Copy each line of the material below that includes the string "marino".
===== Record list =====
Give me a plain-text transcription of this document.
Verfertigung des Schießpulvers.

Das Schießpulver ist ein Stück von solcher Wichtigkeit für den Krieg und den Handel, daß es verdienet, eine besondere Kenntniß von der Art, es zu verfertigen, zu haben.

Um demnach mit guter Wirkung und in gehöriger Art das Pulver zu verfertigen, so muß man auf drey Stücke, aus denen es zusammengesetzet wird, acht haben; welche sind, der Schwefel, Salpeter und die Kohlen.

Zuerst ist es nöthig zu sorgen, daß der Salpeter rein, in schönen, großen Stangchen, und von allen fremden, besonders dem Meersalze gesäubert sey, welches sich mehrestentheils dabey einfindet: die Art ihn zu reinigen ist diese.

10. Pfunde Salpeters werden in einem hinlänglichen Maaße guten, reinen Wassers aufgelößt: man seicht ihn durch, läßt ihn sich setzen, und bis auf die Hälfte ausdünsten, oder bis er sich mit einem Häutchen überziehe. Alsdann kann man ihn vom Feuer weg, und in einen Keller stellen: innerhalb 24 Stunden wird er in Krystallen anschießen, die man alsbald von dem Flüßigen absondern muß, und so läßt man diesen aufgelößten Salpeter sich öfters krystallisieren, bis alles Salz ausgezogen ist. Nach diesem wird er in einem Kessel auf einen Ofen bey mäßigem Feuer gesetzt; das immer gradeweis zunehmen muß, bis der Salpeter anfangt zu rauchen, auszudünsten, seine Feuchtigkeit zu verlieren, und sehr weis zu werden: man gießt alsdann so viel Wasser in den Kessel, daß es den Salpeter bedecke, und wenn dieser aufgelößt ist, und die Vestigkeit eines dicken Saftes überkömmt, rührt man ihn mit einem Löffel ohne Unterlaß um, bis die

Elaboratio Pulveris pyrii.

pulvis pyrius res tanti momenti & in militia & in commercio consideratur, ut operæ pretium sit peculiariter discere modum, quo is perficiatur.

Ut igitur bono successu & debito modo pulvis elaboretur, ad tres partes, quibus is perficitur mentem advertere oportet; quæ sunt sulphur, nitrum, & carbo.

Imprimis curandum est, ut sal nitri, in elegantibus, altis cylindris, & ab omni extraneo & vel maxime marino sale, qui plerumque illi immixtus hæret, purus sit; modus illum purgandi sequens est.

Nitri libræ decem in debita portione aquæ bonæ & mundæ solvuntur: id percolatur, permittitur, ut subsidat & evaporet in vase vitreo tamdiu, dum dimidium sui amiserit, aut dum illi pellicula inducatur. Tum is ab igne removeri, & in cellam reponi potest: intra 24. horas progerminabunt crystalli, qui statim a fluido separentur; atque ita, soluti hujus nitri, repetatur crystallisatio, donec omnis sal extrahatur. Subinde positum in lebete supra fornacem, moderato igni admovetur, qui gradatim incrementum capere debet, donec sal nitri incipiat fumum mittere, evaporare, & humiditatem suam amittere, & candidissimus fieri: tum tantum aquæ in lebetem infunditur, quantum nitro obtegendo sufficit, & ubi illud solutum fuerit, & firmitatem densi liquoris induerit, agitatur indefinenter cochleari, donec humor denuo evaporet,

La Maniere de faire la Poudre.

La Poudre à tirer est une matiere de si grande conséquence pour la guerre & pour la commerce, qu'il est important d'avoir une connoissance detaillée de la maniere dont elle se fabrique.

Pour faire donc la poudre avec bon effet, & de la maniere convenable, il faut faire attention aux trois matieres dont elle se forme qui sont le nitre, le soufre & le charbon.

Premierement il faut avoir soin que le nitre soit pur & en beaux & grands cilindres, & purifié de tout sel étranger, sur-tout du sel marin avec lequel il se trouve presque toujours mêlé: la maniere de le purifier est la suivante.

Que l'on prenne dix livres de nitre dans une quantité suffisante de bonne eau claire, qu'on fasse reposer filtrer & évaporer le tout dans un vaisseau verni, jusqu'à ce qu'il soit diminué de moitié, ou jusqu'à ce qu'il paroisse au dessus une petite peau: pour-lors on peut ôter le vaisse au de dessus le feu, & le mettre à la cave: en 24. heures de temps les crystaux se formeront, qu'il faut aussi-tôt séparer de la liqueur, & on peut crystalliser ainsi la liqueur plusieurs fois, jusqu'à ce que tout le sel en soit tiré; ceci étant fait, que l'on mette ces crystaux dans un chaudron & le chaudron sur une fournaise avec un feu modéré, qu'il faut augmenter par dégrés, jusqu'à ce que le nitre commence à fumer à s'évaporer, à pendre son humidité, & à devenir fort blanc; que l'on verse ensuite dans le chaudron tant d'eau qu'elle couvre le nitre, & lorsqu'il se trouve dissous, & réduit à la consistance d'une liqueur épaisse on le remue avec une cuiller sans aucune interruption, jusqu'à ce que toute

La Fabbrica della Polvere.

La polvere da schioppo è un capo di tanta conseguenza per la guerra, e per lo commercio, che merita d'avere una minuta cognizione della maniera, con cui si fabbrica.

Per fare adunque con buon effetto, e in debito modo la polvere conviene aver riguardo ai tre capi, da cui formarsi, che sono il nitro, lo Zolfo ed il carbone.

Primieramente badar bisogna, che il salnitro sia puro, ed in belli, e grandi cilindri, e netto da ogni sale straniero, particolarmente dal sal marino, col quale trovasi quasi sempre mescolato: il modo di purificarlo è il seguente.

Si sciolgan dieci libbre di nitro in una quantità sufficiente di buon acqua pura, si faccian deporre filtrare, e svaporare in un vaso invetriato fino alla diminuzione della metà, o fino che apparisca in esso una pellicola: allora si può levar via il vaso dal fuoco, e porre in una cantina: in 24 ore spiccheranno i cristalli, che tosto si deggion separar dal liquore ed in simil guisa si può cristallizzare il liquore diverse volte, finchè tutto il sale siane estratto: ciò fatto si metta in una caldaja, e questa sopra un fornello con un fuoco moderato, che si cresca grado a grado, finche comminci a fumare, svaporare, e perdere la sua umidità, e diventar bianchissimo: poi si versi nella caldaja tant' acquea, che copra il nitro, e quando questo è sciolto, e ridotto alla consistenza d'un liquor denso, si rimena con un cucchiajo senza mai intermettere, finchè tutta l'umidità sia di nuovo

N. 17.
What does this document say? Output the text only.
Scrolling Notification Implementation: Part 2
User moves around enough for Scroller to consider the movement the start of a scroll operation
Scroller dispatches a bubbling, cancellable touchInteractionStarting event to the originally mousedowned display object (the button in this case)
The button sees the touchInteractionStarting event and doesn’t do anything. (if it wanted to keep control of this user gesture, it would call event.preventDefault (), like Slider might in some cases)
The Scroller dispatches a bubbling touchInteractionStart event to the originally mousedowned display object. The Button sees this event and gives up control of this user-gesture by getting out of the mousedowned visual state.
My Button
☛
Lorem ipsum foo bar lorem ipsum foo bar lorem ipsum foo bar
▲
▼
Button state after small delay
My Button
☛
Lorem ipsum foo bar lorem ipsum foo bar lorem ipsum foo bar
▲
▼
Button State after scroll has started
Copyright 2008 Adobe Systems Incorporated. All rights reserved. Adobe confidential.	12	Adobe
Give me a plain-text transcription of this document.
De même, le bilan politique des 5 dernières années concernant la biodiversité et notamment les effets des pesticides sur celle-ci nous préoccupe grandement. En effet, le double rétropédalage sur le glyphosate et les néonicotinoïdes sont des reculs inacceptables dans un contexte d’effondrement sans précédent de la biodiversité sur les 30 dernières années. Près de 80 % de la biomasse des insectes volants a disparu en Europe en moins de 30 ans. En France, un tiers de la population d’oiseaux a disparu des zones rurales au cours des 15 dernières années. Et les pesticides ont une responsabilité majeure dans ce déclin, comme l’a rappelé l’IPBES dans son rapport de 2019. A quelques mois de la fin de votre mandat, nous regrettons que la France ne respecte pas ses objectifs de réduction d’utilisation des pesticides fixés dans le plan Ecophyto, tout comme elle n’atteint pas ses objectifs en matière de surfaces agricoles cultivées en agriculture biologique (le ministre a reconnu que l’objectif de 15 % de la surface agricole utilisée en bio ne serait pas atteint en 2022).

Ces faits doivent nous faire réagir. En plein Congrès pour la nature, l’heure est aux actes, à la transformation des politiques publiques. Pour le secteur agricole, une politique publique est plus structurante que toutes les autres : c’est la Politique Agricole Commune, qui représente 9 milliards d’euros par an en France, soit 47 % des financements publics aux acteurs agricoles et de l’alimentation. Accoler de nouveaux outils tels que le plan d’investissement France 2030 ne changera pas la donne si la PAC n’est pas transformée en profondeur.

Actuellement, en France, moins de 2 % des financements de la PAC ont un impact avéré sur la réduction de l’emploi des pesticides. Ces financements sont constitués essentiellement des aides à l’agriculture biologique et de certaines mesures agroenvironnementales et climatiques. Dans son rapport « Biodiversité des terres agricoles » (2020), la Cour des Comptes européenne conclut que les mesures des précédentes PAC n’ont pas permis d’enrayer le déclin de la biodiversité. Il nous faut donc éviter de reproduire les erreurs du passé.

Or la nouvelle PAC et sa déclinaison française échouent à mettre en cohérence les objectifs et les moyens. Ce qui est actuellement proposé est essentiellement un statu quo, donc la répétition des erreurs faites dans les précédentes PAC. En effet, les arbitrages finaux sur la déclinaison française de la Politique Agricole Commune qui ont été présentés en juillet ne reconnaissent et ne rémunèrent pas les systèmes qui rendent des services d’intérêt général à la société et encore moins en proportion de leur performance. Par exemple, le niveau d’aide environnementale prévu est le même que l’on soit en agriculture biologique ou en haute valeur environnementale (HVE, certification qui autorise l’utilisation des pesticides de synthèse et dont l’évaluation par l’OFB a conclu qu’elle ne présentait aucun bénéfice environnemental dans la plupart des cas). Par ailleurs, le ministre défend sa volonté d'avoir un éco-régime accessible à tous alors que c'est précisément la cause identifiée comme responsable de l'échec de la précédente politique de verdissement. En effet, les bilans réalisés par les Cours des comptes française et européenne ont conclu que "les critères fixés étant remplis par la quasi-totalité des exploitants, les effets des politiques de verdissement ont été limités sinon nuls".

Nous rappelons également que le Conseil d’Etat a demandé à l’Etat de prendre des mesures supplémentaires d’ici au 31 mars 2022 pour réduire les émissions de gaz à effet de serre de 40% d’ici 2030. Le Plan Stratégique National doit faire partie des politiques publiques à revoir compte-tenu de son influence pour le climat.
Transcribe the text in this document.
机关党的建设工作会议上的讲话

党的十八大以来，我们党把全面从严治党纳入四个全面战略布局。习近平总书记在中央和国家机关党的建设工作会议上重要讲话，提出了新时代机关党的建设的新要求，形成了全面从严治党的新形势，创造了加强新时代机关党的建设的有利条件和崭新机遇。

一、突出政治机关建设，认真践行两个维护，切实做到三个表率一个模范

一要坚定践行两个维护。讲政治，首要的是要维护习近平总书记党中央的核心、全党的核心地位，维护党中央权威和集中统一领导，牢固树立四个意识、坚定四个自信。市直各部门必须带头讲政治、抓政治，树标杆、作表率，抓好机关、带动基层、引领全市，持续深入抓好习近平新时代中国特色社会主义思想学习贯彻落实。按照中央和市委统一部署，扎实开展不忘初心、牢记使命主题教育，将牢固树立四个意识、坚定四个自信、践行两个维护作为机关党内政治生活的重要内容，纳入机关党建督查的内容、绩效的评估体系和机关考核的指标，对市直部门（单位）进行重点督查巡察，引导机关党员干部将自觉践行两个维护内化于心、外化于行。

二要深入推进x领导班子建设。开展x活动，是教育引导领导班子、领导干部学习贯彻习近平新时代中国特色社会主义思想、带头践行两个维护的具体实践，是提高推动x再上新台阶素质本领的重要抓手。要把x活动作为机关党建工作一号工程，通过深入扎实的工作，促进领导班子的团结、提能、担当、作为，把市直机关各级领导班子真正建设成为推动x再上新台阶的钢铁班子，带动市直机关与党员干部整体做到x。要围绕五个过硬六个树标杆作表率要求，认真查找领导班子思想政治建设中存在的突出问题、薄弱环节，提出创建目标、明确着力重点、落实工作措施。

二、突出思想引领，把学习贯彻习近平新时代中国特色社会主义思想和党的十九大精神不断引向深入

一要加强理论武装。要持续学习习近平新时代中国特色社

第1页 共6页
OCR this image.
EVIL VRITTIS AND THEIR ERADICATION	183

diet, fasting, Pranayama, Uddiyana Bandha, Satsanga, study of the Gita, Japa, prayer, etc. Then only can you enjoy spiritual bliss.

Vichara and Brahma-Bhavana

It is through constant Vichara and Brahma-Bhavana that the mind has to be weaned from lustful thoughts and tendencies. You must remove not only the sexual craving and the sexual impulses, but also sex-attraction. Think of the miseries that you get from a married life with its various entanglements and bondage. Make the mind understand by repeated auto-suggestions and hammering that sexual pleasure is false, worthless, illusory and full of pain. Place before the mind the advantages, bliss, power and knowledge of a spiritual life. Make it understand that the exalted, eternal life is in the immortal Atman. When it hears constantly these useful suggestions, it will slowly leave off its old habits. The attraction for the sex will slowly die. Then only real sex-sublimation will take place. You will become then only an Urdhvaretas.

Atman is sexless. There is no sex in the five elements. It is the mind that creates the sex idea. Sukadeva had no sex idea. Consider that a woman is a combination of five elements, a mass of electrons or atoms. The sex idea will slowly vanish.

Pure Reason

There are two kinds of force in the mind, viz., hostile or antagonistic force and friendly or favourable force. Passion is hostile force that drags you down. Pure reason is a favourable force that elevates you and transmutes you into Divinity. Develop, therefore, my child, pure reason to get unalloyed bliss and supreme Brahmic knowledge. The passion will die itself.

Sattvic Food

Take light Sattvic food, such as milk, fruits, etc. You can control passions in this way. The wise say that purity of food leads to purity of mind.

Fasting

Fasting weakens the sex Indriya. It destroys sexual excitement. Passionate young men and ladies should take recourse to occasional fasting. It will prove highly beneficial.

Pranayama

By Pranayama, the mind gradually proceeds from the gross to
=====
Solution for this exercise:
Imprimis curandum est, ut sal nitri, in elegantibus, altis cylindris, & ab omni extraneo & vel maxime marino sale, qui plerumque illi immixtus hæret, purus sit; modus illum purgandi sequens est.
Primieramente badar bisogna, che il salnitro sia puro, ed in belli, e grandi cilindri, e netto da ogni sale straniero, particolarmente dal sal marino, col quale trovasi quasi sempre mescolato: il modo di purificarlo è il seguente.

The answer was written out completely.